Written request - Output the material word for word. Leave each picture out.

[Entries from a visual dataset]
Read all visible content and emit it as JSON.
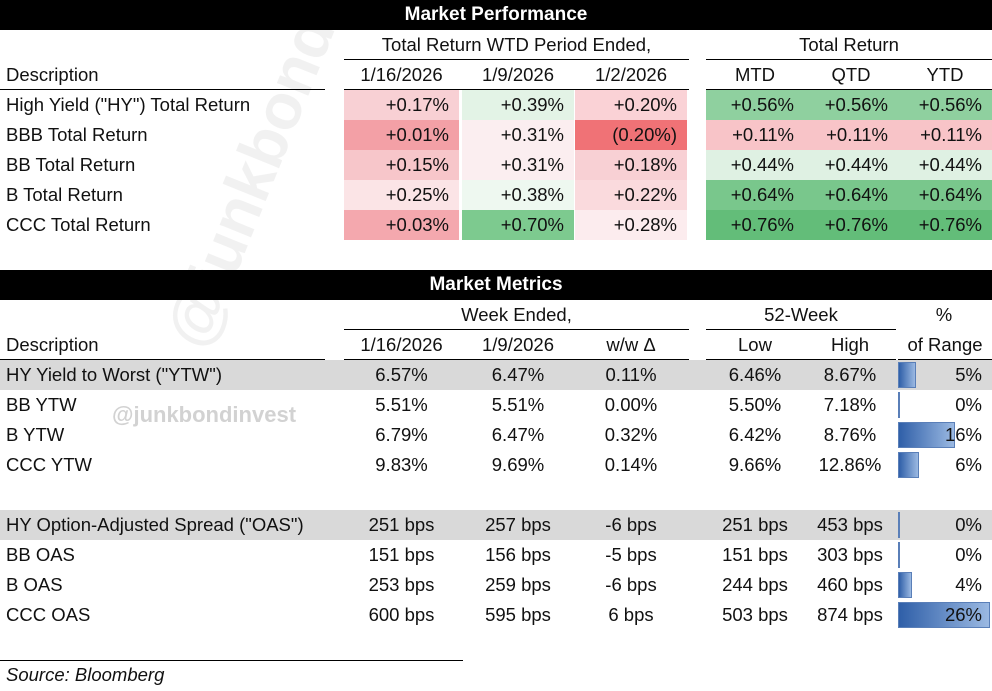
{
  "performance": {
    "title": "Market Performance",
    "group_wtd": "Total Return WTD Period Ended,",
    "group_total": "Total Return",
    "desc_header": "Description",
    "col_headers": [
      "1/16/2026",
      "1/9/2026",
      "1/2/2026",
      "MTD",
      "QTD",
      "YTD"
    ],
    "rows": [
      {
        "label": "High Yield (\"HY\") Total Return",
        "values": [
          "+0.17%",
          "+0.39%",
          "+0.20%",
          "+0.56%",
          "+0.56%",
          "+0.56%"
        ],
        "colors": [
          "#f8d0d4",
          "#e3f3e6",
          "#fad2d6",
          "#8fd09f",
          "#8fd09f",
          "#8fd09f"
        ]
      },
      {
        "label": "BBB Total Return",
        "values": [
          "+0.01%",
          "+0.31%",
          "(0.20%)",
          "+0.11%",
          "+0.11%",
          "+0.11%"
        ],
        "colors": [
          "#f3a0a6",
          "#fbeef0",
          "#f07276",
          "#f8c4c8",
          "#f8c4c8",
          "#f8c4c8"
        ]
      },
      {
        "label": "BB Total Return",
        "values": [
          "+0.15%",
          "+0.31%",
          "+0.18%",
          "+0.44%",
          "+0.44%",
          "+0.44%"
        ],
        "colors": [
          "#f7c6ca",
          "#fbeef0",
          "#f8d0d4",
          "#dff1e3",
          "#dff1e3",
          "#dff1e3"
        ]
      },
      {
        "label": "B Total Return",
        "values": [
          "+0.25%",
          "+0.38%",
          "+0.22%",
          "+0.64%",
          "+0.64%",
          "+0.64%"
        ],
        "colors": [
          "#fbe4e6",
          "#eef8f0",
          "#fadadd",
          "#79c78c",
          "#79c78c",
          "#79c78c"
        ]
      },
      {
        "label": "CCC Total Return",
        "values": [
          "+0.03%",
          "+0.70%",
          "+0.28%",
          "+0.76%",
          "+0.76%",
          "+0.76%"
        ],
        "colors": [
          "#f4a8ae",
          "#7dca8f",
          "#fcecee",
          "#63bd79",
          "#63bd79",
          "#63bd79"
        ]
      }
    ]
  },
  "metrics": {
    "title": "Market Metrics",
    "group_week": "Week Ended,",
    "group_52": "52-Week",
    "group_pct": "%",
    "desc_header": "Description",
    "col_headers": [
      "1/16/2026",
      "1/9/2026",
      "w/w Δ",
      "Low",
      "High",
      "of Range"
    ],
    "ytw_rows": [
      {
        "label": "HY Yield to Worst (\"YTW\")",
        "values": [
          "6.57%",
          "6.47%",
          "0.11%",
          "6.46%",
          "8.67%",
          "5%"
        ],
        "range": 0.05,
        "shaded": true
      },
      {
        "label": "BB YTW",
        "values": [
          "5.51%",
          "5.51%",
          "0.00%",
          "5.50%",
          "7.18%",
          "0%"
        ],
        "range": 0.0,
        "shaded": false
      },
      {
        "label": "B YTW",
        "values": [
          "6.79%",
          "6.47%",
          "0.32%",
          "6.42%",
          "8.76%",
          "16%"
        ],
        "range": 0.16,
        "shaded": false
      },
      {
        "label": "CCC YTW",
        "values": [
          "9.83%",
          "9.69%",
          "0.14%",
          "9.66%",
          "12.86%",
          "6%"
        ],
        "range": 0.06,
        "shaded": false
      }
    ],
    "oas_rows": [
      {
        "label": "HY Option-Adjusted Spread (\"OAS\")",
        "values": [
          "251 bps",
          "257 bps",
          "-6 bps",
          "251 bps",
          "453 bps",
          "0%"
        ],
        "range": 0.0,
        "shaded": true
      },
      {
        "label": "BB OAS",
        "values": [
          "151 bps",
          "156 bps",
          "-5 bps",
          "151 bps",
          "303 bps",
          "0%"
        ],
        "range": 0.0,
        "shaded": false
      },
      {
        "label": "B OAS",
        "values": [
          "253 bps",
          "259 bps",
          "-6 bps",
          "244 bps",
          "460 bps",
          "4%"
        ],
        "range": 0.04,
        "shaded": false
      },
      {
        "label": "CCC OAS",
        "values": [
          "600 bps",
          "595 bps",
          "6 bps",
          "503 bps",
          "874 bps",
          "26%"
        ],
        "range": 0.26,
        "shaded": false
      }
    ]
  },
  "watermark": "@junkbondinvest",
  "source": "Source: Bloomberg"
}
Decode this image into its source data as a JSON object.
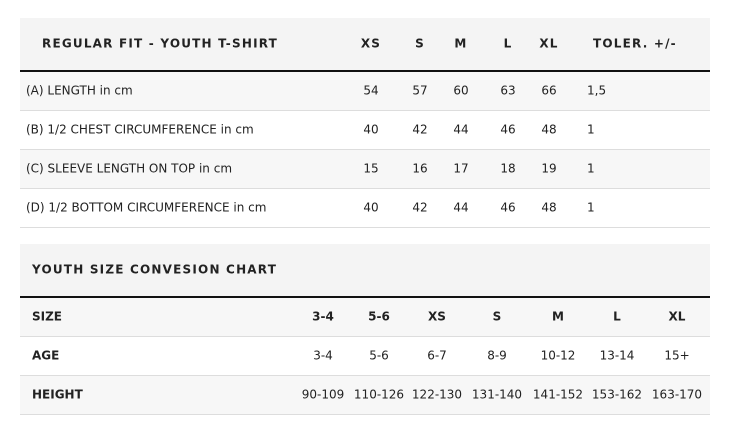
{
  "table1": {
    "header": [
      "REGULAR FIT - YOUTH T-SHIRT",
      "XS",
      "S",
      "M",
      "L",
      "XL",
      "TOLER. +/-"
    ],
    "rows": [
      [
        "(A) LENGTH in cm",
        "54",
        "57",
        "60",
        "63",
        "66",
        "1,5"
      ],
      [
        "(B) 1/2 CHEST CIRCUMFERENCE in cm",
        "40",
        "42",
        "44",
        "46",
        "48",
        "1"
      ],
      [
        "(C) SLEEVE LENGTH ON TOP in cm",
        "15",
        "16",
        "17",
        "18",
        "19",
        "1"
      ],
      [
        "(D) 1/2 BOTTOM CIRCUMFERENCE in cm",
        "40",
        "42",
        "44",
        "46",
        "48",
        "1"
      ]
    ]
  },
  "table2": {
    "title": "YOUTH SIZE CONVESION CHART",
    "rows": [
      [
        "SIZE",
        "3-4",
        "5-6",
        "XS",
        "S",
        "M",
        "L",
        "XL"
      ],
      [
        "AGE",
        "3-4",
        "5-6",
        "6-7",
        "8-9",
        "10-12",
        "13-14",
        "15+"
      ],
      [
        "HEIGHT",
        "90-109",
        "110-126",
        "122-130",
        "131-140",
        "141-152",
        "153-162",
        "163-170"
      ]
    ]
  }
}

Exercise result -
Read all visible content and emit it as JSON.
{
  "performance": {
    "title": "Market Performance",
    "group_wtd": "Total Return WTD Period Ended,",
    "group_total": "Total Return",
    "desc_header": "Description",
    "col_headers": [
      "1/16/2026",
      "1/9/2026",
      "1/2/2026",
      "MTD",
      "QTD",
      "YTD"
    ],
    "rows": [
      {
        "label": "High Yield (\"HY\") Total Return",
        "values": [
          "+0.17%",
          "+0.39%",
          "+0.20%",
          "+0.56%",
          "+0.56%",
          "+0.56%"
        ],
        "colors": [
          "#f8d0d4",
          "#e3f3e6",
          "#fad2d6",
          "#8fd09f",
          "#8fd09f",
          "#8fd09f"
        ]
      },
      {
        "label": "BBB Total Return",
        "values": [
          "+0.01%",
          "+0.31%",
          "(0.20%)",
          "+0.11%",
          "+0.11%",
          "+0.11%"
        ],
        "colors": [
          "#f3a0a6",
          "#fbeef0",
          "#f07276",
          "#f8c4c8",
          "#f8c4c8",
          "#f8c4c8"
        ]
      },
      {
        "label": "BB Total Return",
        "values": [
          "+0.15%",
          "+0.31%",
          "+0.18%",
          "+0.44%",
          "+0.44%",
          "+0.44%"
        ],
        "colors": [
          "#f7c6ca",
          "#fbeef0",
          "#f8d0d4",
          "#dff1e3",
          "#dff1e3",
          "#dff1e3"
        ]
      },
      {
        "label": "B Total Return",
        "values": [
          "+0.25%",
          "+0.38%",
          "+0.22%",
          "+0.64%",
          "+0.64%",
          "+0.64%"
        ],
        "colors": [
          "#fbe4e6",
          "#eef8f0",
          "#fadadd",
          "#79c78c",
          "#79c78c",
          "#79c78c"
        ]
      },
      {
        "label": "CCC Total Return",
        "values": [
          "+0.03%",
          "+0.70%",
          "+0.28%",
          "+0.76%",
          "+0.76%",
          "+0.76%"
        ],
        "colors": [
          "#f4a8ae",
          "#7dca8f",
          "#fcecee",
          "#63bd79",
          "#63bd79",
          "#63bd79"
        ]
      }
    ]
  },
  "metrics": {
    "title": "Market Metrics",
    "group_week": "Week Ended,",
    "group_52": "52-Week",
    "group_pct": "%",
    "desc_header": "Description",
    "col_headers": [
      "1/16/2026",
      "1/9/2026",
      "w/w Δ",
      "Low",
      "High",
      "of Range"
    ],
    "ytw_rows": [
      {
        "label": "HY Yield to Worst (\"YTW\")",
        "values": [
          "6.57%",
          "6.47%",
          "0.11%",
          "6.46%",
          "8.67%",
          "5%"
        ],
        "range": 0.05,
        "shaded": true
      },
      {
        "label": "BB YTW",
        "values": [
          "5.51%",
          "5.51%",
          "0.00%",
          "5.50%",
          "7.18%",
          "0%"
        ],
        "range": 0.0,
        "shaded": false
      },
      {
        "label": "B YTW",
        "values": [
          "6.79%",
          "6.47%",
          "0.32%",
          "6.42%",
          "8.76%",
          "16%"
        ],
        "range": 0.16,
        "shaded": false
      },
      {
        "label": "CCC YTW",
        "values": [
          "9.83%",
          "9.69%",
          "0.14%",
          "9.66%",
          "12.86%",
          "6%"
        ],
        "range": 0.06,
        "shaded": false
      }
    ],
    "oas_rows": [
      {
        "label": "HY Option-Adjusted Spread (\"OAS\")",
        "values": [
          "251 bps",
          "257 bps",
          "-6 bps",
          "251 bps",
          "453 bps",
          "0%"
        ],
        "range": 0.0,
        "shaded": true
      },
      {
        "label": "BB OAS",
        "values": [
          "151 bps",
          "156 bps",
          "-5 bps",
          "151 bps",
          "303 bps",
          "0%"
        ],
        "range": 0.0,
        "shaded": false
      },
      {
        "label": "B OAS",
        "values": [
          "253 bps",
          "259 bps",
          "-6 bps",
          "244 bps",
          "460 bps",
          "4%"
        ],
        "range": 0.04,
        "shaded": false
      },
      {
        "label": "CCC OAS",
        "values": [
          "600 bps",
          "595 bps",
          "6 bps",
          "503 bps",
          "874 bps",
          "26%"
        ],
        "range": 0.26,
        "shaded": false
      }
    ]
  },
  "watermark": "@junkbondinvest",
  "source": "Source: Bloomberg"
}
Decode this image into its source data as a JSON object.
{
  "table1": {
    "header": [
      "REGULAR FIT - YOUTH T-SHIRT",
      "XS",
      "S",
      "M",
      "L",
      "XL",
      "TOLER. +/-"
    ],
    "rows": [
      [
        "(A) LENGTH in cm",
        "54",
        "57",
        "60",
        "63",
        "66",
        "1,5"
      ],
      [
        "(B) 1/2 CHEST CIRCUMFERENCE in cm",
        "40",
        "42",
        "44",
        "46",
        "48",
        "1"
      ],
      [
        "(C) SLEEVE LENGTH ON TOP in cm",
        "15",
        "16",
        "17",
        "18",
        "19",
        "1"
      ],
      [
        "(D) 1/2 BOTTOM CIRCUMFERENCE in cm",
        "40",
        "42",
        "44",
        "46",
        "48",
        "1"
      ]
    ]
  },
  "table2": {
    "title": "YOUTH SIZE CONVESION CHART",
    "rows": [
      [
        "SIZE",
        "3-4",
        "5-6",
        "XS",
        "S",
        "M",
        "L",
        "XL"
      ],
      [
        "AGE",
        "3-4",
        "5-6",
        "6-7",
        "8-9",
        "10-12",
        "13-14",
        "15+"
      ],
      [
        "HEIGHT",
        "90-109",
        "110-126",
        "122-130",
        "131-140",
        "141-152",
        "153-162",
        "163-170"
      ]
    ]
  }
}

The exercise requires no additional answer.